YOUR TASK
Count every line in the following entries where the word "zdroje" appears. Give the count alone.

DATA LISTING
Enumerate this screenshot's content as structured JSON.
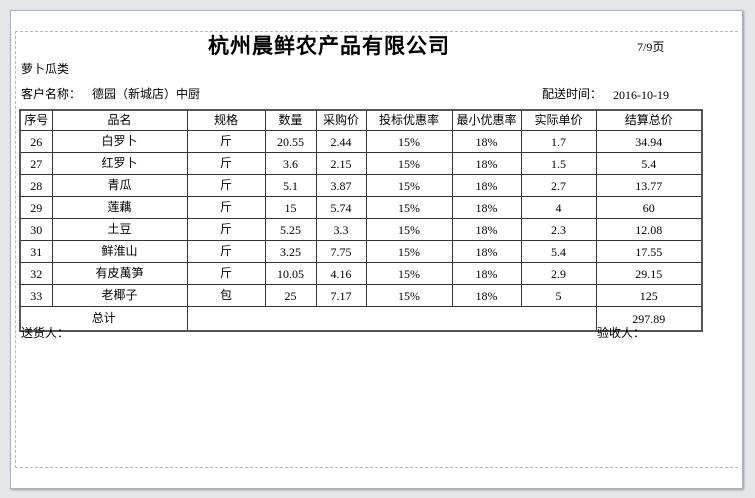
{
  "title": "杭州晨鲜农产品有限公司",
  "page_indicator": "7/9页",
  "category": "萝卜瓜类",
  "customer_label": "客户名称：",
  "customer_name": "德园（新城店）中厨",
  "delivery_time_label": "配送时间：",
  "delivery_date": "2016-10-19",
  "table": {
    "headers": [
      "序号",
      "品名",
      "规格",
      "数量",
      "采购价",
      "投标优惠率",
      "最小优惠率",
      "实际单价",
      "结算总价"
    ],
    "rows": [
      [
        "26",
        "白罗卜",
        "斤",
        "20.55",
        "2.44",
        "15%",
        "18%",
        "1.7",
        "34.94"
      ],
      [
        "27",
        "红罗卜",
        "斤",
        "3.6",
        "2.15",
        "15%",
        "18%",
        "1.5",
        "5.4"
      ],
      [
        "28",
        "青瓜",
        "斤",
        "5.1",
        "3.87",
        "15%",
        "18%",
        "2.7",
        "13.77"
      ],
      [
        "29",
        "莲藕",
        "斤",
        "15",
        "5.74",
        "15%",
        "18%",
        "4",
        "60"
      ],
      [
        "30",
        "土豆",
        "斤",
        "5.25",
        "3.3",
        "15%",
        "18%",
        "2.3",
        "12.08"
      ],
      [
        "31",
        "鲜淮山",
        "斤",
        "3.25",
        "7.75",
        "15%",
        "18%",
        "5.4",
        "17.55"
      ],
      [
        "32",
        "有皮萬笋",
        "斤",
        "10.05",
        "4.16",
        "15%",
        "18%",
        "2.9",
        "29.15"
      ],
      [
        "33",
        "老椰子",
        "包",
        "25",
        "7.17",
        "15%",
        "18%",
        "5",
        "125"
      ]
    ],
    "total_label": "总计",
    "total_value": "297.89"
  },
  "deliverer_label": "送货人：",
  "receiver_label": "验收人："
}
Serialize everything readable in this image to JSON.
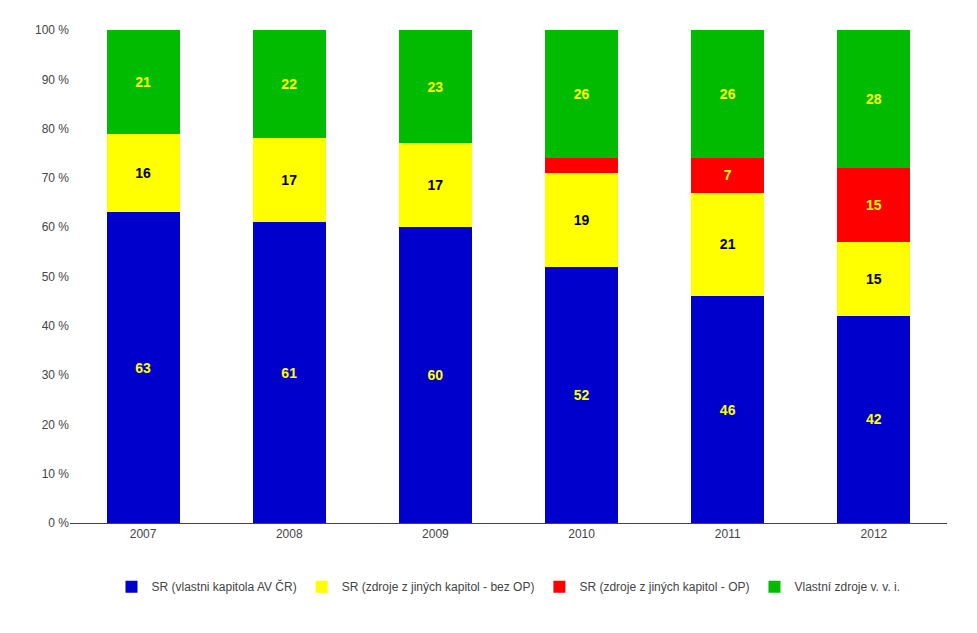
{
  "chart_data": {
    "type": "bar",
    "stacked": true,
    "categories": [
      "2007",
      "2008",
      "2009",
      "2010",
      "2011",
      "2012"
    ],
    "series": [
      {
        "name": "SR (vlastni kapitola AV ČR)",
        "color": "#0000CC",
        "values": [
          63,
          61,
          60,
          52,
          46,
          42
        ]
      },
      {
        "name": "SR (zdroje z jiných kapitol - bez OP)",
        "color": "#FFFF00",
        "values": [
          16,
          17,
          17,
          19,
          21,
          15
        ]
      },
      {
        "name": "SR (zdroje z jiných kapitol - OP)",
        "color": "#FF0000",
        "values": [
          0,
          0,
          0,
          3,
          7,
          15
        ],
        "value_labels": [
          null,
          null,
          null,
          null,
          "7",
          "15"
        ]
      },
      {
        "name": "Vlastní zdroje v. v. i.",
        "color": "#00BB00",
        "values": [
          21,
          22,
          23,
          26,
          26,
          28
        ]
      }
    ],
    "ylim": [
      0,
      100
    ],
    "yticks": [
      {
        "value": 0,
        "label": "0 %"
      },
      {
        "value": 10,
        "label": "10 %"
      },
      {
        "value": 20,
        "label": "20 %"
      },
      {
        "value": 30,
        "label": "30 %"
      },
      {
        "value": 40,
        "label": "40 %"
      },
      {
        "value": 50,
        "label": "50 %"
      },
      {
        "value": 60,
        "label": "60 %"
      },
      {
        "value": 70,
        "label": "70 %"
      },
      {
        "value": 80,
        "label": "80 %"
      },
      {
        "value": 90,
        "label": "90 %"
      },
      {
        "value": 100,
        "label": "100 %"
      }
    ],
    "grid": false,
    "legend": "bottom",
    "data_labels": true
  }
}
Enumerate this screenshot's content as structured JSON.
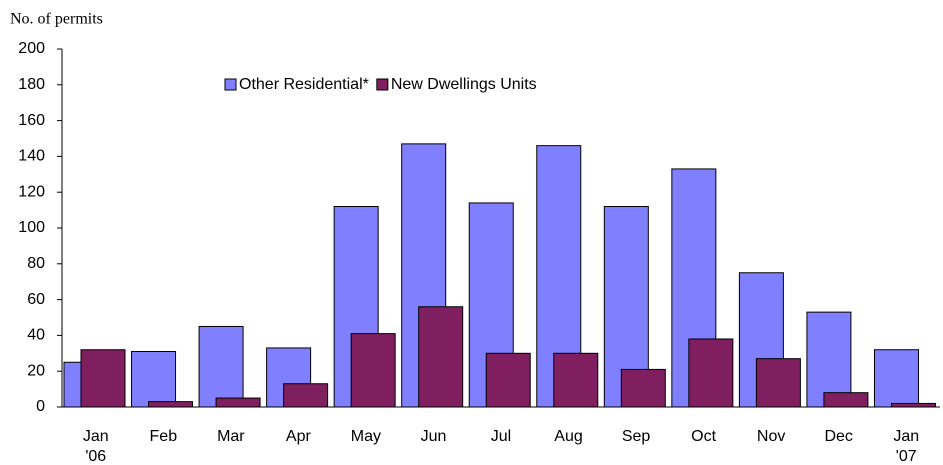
{
  "chart_data": {
    "type": "bar",
    "y_axis_label": "No. of permits",
    "categories": [
      "Jan\n'06",
      "Feb",
      "Mar",
      "Apr",
      "May",
      "Jun",
      "Jul",
      "Aug",
      "Sep",
      "Oct",
      "Nov",
      "Dec",
      "Jan\n'07"
    ],
    "series": [
      {
        "name": "Other Residential*",
        "color": "#8080ff",
        "values": [
          25,
          31,
          45,
          33,
          112,
          147,
          114,
          146,
          112,
          133,
          75,
          53,
          32
        ]
      },
      {
        "name": "New Dwellings Units",
        "color": "#7f1f5f",
        "values": [
          32,
          3,
          5,
          13,
          41,
          56,
          30,
          30,
          21,
          38,
          27,
          8,
          2
        ]
      }
    ],
    "ylim": [
      0,
      200
    ],
    "yticks": [
      0,
      20,
      40,
      60,
      80,
      100,
      120,
      140,
      160,
      180,
      200
    ],
    "grid": false,
    "legend": "top"
  }
}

FINAL RESULT
3